--- start of PROVIDED DATA ---

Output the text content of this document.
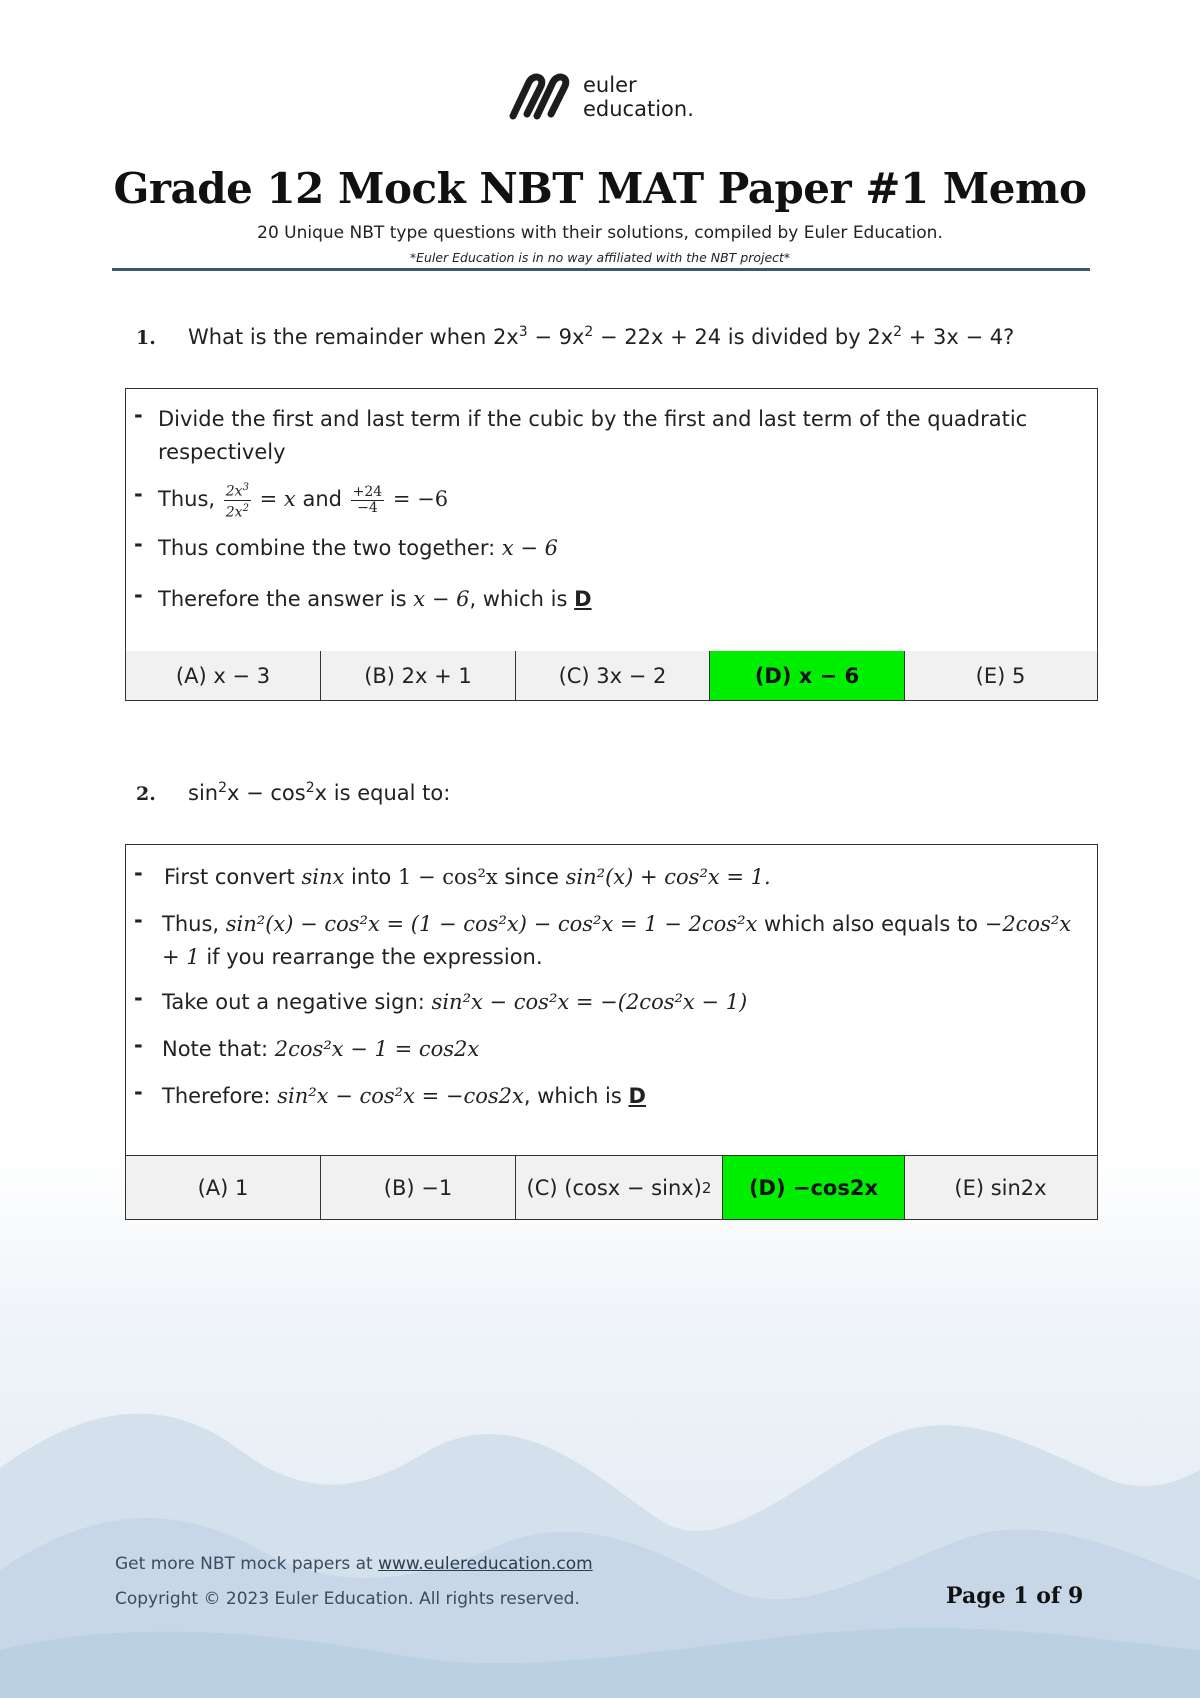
euler
education.
Grade 12 Mock NBT MAT Paper #1 Memo
20 Unique NBT type questions with their solutions, compiled by Euler Education.
*Euler Education is in no way affiliated with the NBT project*
1.	What is the remainder when $2x^3 - 9x^2 - 22x + 24$ is divided by $2x^2 + 3x - 4$?
- Divide the first and last term if the cubic by the first and last term of the quadratic respectively
- Thus, $\frac{2x^3}{2x^2} = x$ and $\frac{+24}{-4} = -6$
- Thus combine the two together: x − 6
- Therefore the answer is x − 6, which is D
(A) x − 3	(B) 2x + 1	(C) 3x − 2	(D) x − 6	(E) 5
2.	$\sin^2x - \cos^2x$ is equal to:
-	First convert sinx into 1 − cos²x since sin²(x) + cos²x = 1.
- Thus, sin²(x) − cos²x = (1 − cos²x) − cos²x = 1 − 2cos²x which also equals to −2cos²x + 1 if you rearrange the expression.
- Take out a negative sign: sin²x − cos²x = −(2cos²x − 1)
- Note that: 2cos²x − 1 = cos2x
- Therefore: sin²x − cos²x = −cos2x, which is D
(A) 1	(B) −1	(C) (cosx − sinx) 2	(D) −cos2x	(E) sin2x
Get more NBT mock papers at www.eulereducation.com
Copyright © 2023 Euler Education. All rights reserved.	Page 1 of 9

--- end of PROVIDED DATA ---

• PROMPT
Collect each line above holding the string "Therefore".

• FINISHED TASK
- Therefore the answer is x − 6, which is D
- Therefore: sin²x − cos²x = −cos2x, which is D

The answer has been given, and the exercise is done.